◆ **PROBLEM TO WORK ON**:
Give the records back in full, exactly as they read.

◆ **INFORMATION SUPPLIED**:

════════

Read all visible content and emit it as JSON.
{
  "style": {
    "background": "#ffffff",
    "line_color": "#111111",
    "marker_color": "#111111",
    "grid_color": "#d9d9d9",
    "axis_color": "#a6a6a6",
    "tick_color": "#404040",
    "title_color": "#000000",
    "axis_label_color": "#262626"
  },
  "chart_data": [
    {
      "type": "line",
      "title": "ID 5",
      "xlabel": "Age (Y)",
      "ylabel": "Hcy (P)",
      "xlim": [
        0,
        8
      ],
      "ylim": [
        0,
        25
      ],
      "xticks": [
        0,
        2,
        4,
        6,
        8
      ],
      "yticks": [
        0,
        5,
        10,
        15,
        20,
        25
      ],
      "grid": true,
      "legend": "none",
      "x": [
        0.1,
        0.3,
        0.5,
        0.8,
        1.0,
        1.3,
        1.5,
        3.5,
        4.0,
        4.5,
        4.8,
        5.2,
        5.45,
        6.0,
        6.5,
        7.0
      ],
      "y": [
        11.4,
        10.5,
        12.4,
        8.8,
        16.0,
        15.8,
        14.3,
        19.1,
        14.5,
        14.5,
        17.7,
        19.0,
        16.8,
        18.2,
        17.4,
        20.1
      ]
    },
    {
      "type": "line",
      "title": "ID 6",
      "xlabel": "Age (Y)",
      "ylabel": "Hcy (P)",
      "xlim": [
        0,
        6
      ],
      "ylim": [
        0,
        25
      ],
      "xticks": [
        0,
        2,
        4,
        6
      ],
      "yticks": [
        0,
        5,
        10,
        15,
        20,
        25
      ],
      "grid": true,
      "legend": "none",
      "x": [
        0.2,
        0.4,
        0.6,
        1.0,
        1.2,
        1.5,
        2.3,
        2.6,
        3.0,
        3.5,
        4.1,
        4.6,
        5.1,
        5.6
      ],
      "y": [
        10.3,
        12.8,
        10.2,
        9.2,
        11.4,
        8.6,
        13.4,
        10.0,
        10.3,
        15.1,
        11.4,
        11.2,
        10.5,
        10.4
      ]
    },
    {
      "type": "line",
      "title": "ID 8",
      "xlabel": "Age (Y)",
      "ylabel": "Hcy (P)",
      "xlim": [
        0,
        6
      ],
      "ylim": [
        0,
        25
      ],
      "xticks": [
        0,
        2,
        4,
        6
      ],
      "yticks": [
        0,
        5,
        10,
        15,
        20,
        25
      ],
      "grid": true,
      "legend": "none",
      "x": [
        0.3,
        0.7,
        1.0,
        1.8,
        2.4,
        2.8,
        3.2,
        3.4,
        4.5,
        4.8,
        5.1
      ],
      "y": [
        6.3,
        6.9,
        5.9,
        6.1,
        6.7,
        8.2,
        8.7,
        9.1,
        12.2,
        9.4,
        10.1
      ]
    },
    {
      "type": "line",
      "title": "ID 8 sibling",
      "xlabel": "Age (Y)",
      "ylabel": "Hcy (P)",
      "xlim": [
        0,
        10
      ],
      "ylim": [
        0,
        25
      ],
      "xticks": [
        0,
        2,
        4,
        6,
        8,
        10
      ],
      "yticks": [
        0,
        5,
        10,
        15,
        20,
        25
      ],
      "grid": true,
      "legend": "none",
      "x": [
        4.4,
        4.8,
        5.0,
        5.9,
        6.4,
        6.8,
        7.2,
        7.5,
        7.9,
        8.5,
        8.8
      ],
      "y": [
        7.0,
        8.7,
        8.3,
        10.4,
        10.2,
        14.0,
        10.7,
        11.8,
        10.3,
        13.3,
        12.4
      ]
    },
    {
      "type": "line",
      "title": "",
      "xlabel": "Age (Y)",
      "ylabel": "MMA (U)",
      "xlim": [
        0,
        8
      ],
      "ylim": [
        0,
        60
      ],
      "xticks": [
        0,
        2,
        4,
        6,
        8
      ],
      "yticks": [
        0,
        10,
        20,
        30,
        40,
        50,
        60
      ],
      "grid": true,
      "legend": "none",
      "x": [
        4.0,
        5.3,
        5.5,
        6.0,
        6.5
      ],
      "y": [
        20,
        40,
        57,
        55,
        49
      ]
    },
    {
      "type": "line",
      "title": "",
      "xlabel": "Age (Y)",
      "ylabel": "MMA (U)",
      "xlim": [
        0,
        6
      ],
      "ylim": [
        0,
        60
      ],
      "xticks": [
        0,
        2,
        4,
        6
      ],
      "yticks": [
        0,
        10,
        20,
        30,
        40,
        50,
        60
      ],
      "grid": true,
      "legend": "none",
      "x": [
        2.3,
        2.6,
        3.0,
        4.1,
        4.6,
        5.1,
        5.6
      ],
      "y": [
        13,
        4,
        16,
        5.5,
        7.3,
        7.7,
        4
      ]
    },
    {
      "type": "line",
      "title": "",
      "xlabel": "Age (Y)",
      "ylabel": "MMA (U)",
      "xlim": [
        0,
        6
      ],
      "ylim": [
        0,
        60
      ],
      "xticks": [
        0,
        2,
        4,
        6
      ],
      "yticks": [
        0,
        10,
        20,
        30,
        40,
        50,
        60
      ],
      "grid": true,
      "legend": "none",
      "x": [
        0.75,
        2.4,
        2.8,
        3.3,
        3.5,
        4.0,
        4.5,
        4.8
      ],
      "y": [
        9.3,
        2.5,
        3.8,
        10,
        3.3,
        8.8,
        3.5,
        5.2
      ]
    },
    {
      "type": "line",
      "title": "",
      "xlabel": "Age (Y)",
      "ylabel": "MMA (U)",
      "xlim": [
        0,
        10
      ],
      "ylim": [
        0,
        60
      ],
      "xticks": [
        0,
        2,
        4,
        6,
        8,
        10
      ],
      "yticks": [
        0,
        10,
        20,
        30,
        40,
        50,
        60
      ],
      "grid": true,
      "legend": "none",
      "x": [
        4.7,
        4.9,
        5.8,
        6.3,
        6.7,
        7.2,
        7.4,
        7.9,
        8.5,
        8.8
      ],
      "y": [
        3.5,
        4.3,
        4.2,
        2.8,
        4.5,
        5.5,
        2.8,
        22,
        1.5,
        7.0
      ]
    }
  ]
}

════════

◆ **TASK OUTPUT**:
Read all visible content and emit it as JSON.
{
  "style": {
    "background": "#ffffff",
    "line_color": "#111111",
    "marker_color": "#111111",
    "grid_color": "#d9d9d9",
    "axis_color": "#a6a6a6",
    "tick_color": "#404040",
    "title_color": "#000000",
    "axis_label_color": "#262626"
  },
  "chart_data": [
    {
      "type": "line",
      "title": "ID 5",
      "xlabel": "Age (Y)",
      "ylabel": "Hcy (P)",
      "xlim": [
        0,
        8
      ],
      "ylim": [
        0,
        25
      ],
      "xticks": [
        0,
        2,
        4,
        6,
        8
      ],
      "yticks": [
        0,
        5,
        10,
        15,
        20,
        25
      ],
      "grid": true,
      "legend": "none",
      "x": [
        0.1,
        0.3,
        0.5,
        0.8,
        1.0,
        1.3,
        1.5,
        3.5,
        4.0,
        4.5,
        4.8,
        5.2,
        5.45,
        6.0,
        6.5,
        7.0
      ],
      "y": [
        11.4,
        10.5,
        12.4,
        8.8,
        16.0,
        15.8,
        14.3,
        19.1,
        14.5,
        14.5,
        17.7,
        19.0,
        16.8,
        18.2,
        17.4,
        20.1
      ]
    },
    {
      "type": "line",
      "title": "ID 6",
      "xlabel": "Age (Y)",
      "ylabel": "Hcy (P)",
      "xlim": [
        0,
        6
      ],
      "ylim": [
        0,
        25
      ],
      "xticks": [
        0,
        2,
        4,
        6
      ],
      "yticks": [
        0,
        5,
        10,
        15,
        20,
        25
      ],
      "grid": true,
      "legend": "none",
      "x": [
        0.2,
        0.4,
        0.6,
        1.0,
        1.2,
        1.5,
        2.3,
        2.6,
        3.0,
        3.5,
        4.1,
        4.6,
        5.1,
        5.6
      ],
      "y": [
        10.3,
        12.8,
        10.2,
        9.2,
        11.4,
        8.6,
        13.4,
        10.0,
        10.3,
        15.1,
        11.4,
        11.2,
        10.5,
        10.4
      ]
    },
    {
      "type": "line",
      "title": "ID 8",
      "xlabel": "Age (Y)",
      "ylabel": "Hcy (P)",
      "xlim": [
        0,
        6
      ],
      "ylim": [
        0,
        25
      ],
      "xticks": [
        0,
        2,
        4,
        6
      ],
      "yticks": [
        0,
        5,
        10,
        15,
        20,
        25
      ],
      "grid": true,
      "legend": "none",
      "x": [
        0.3,
        0.7,
        1.0,
        1.8,
        2.4,
        2.8,
        3.2,
        3.4,
        4.5,
        4.8,
        5.1
      ],
      "y": [
        6.3,
        6.9,
        5.9,
        6.1,
        6.7,
        8.2,
        8.7,
        9.1,
        12.2,
        9.4,
        10.1
      ]
    },
    {
      "type": "line",
      "title": "ID 8 sibling",
      "xlabel": "Age (Y)",
      "ylabel": "Hcy (P)",
      "xlim": [
        0,
        10
      ],
      "ylim": [
        0,
        25
      ],
      "xticks": [
        0,
        2,
        4,
        6,
        8,
        10
      ],
      "yticks": [
        0,
        5,
        10,
        15,
        20,
        25
      ],
      "grid": true,
      "legend": "none",
      "x": [
        4.4,
        4.8,
        5.0,
        5.9,
        6.4,
        6.8,
        7.2,
        7.5,
        7.9,
        8.5,
        8.8
      ],
      "y": [
        7.0,
        8.7,
        8.3,
        10.4,
        10.2,
        14.0,
        10.7,
        11.8,
        10.3,
        13.3,
        12.4
      ]
    },
    {
      "type": "line",
      "title": "",
      "xlabel": "Age (Y)",
      "ylabel": "MMA (U)",
      "xlim": [
        0,
        8
      ],
      "ylim": [
        0,
        60
      ],
      "xticks": [
        0,
        2,
        4,
        6,
        8
      ],
      "yticks": [
        0,
        10,
        20,
        30,
        40,
        50,
        60
      ],
      "grid": true,
      "legend": "none",
      "x": [
        4.0,
        5.3,
        5.5,
        6.0,
        6.5
      ],
      "y": [
        20,
        40,
        57,
        55,
        49
      ]
    },
    {
      "type": "line",
      "title": "",
      "xlabel": "Age (Y)",
      "ylabel": "MMA (U)",
      "xlim": [
        0,
        6
      ],
      "ylim": [
        0,
        60
      ],
      "xticks": [
        0,
        2,
        4,
        6
      ],
      "yticks": [
        0,
        10,
        20,
        30,
        40,
        50,
        60
      ],
      "grid": true,
      "legend": "none",
      "x": [
        2.3,
        2.6,
        3.0,
        4.1,
        4.6,
        5.1,
        5.6
      ],
      "y": [
        13,
        4,
        16,
        5.5,
        7.3,
        7.7,
        4
      ]
    },
    {
      "type": "line",
      "title": "",
      "xlabel": "Age (Y)",
      "ylabel": "MMA (U)",
      "xlim": [
        0,
        6
      ],
      "ylim": [
        0,
        60
      ],
      "xticks": [
        0,
        2,
        4,
        6
      ],
      "yticks": [
        0,
        10,
        20,
        30,
        40,
        50,
        60
      ],
      "grid": true,
      "legend": "none",
      "x": [
        0.75,
        2.4,
        2.8,
        3.3,
        3.5,
        4.0,
        4.5,
        4.8
      ],
      "y": [
        9.3,
        2.5,
        3.8,
        10,
        3.3,
        8.8,
        3.5,
        5.2
      ]
    },
    {
      "type": "line",
      "title": "",
      "xlabel": "Age (Y)",
      "ylabel": "MMA (U)",
      "xlim": [
        0,
        10
      ],
      "ylim": [
        0,
        60
      ],
      "xticks": [
        0,
        2,
        4,
        6,
        8,
        10
      ],
      "yticks": [
        0,
        10,
        20,
        30,
        40,
        50,
        60
      ],
      "grid": true,
      "legend": "none",
      "x": [
        4.7,
        4.9,
        5.8,
        6.3,
        6.7,
        7.2,
        7.4,
        7.9,
        8.5,
        8.8
      ],
      "y": [
        3.5,
        4.3,
        4.2,
        2.8,
        4.5,
        5.5,
        2.8,
        22,
        1.5,
        7.0
      ]
    }
  ]
}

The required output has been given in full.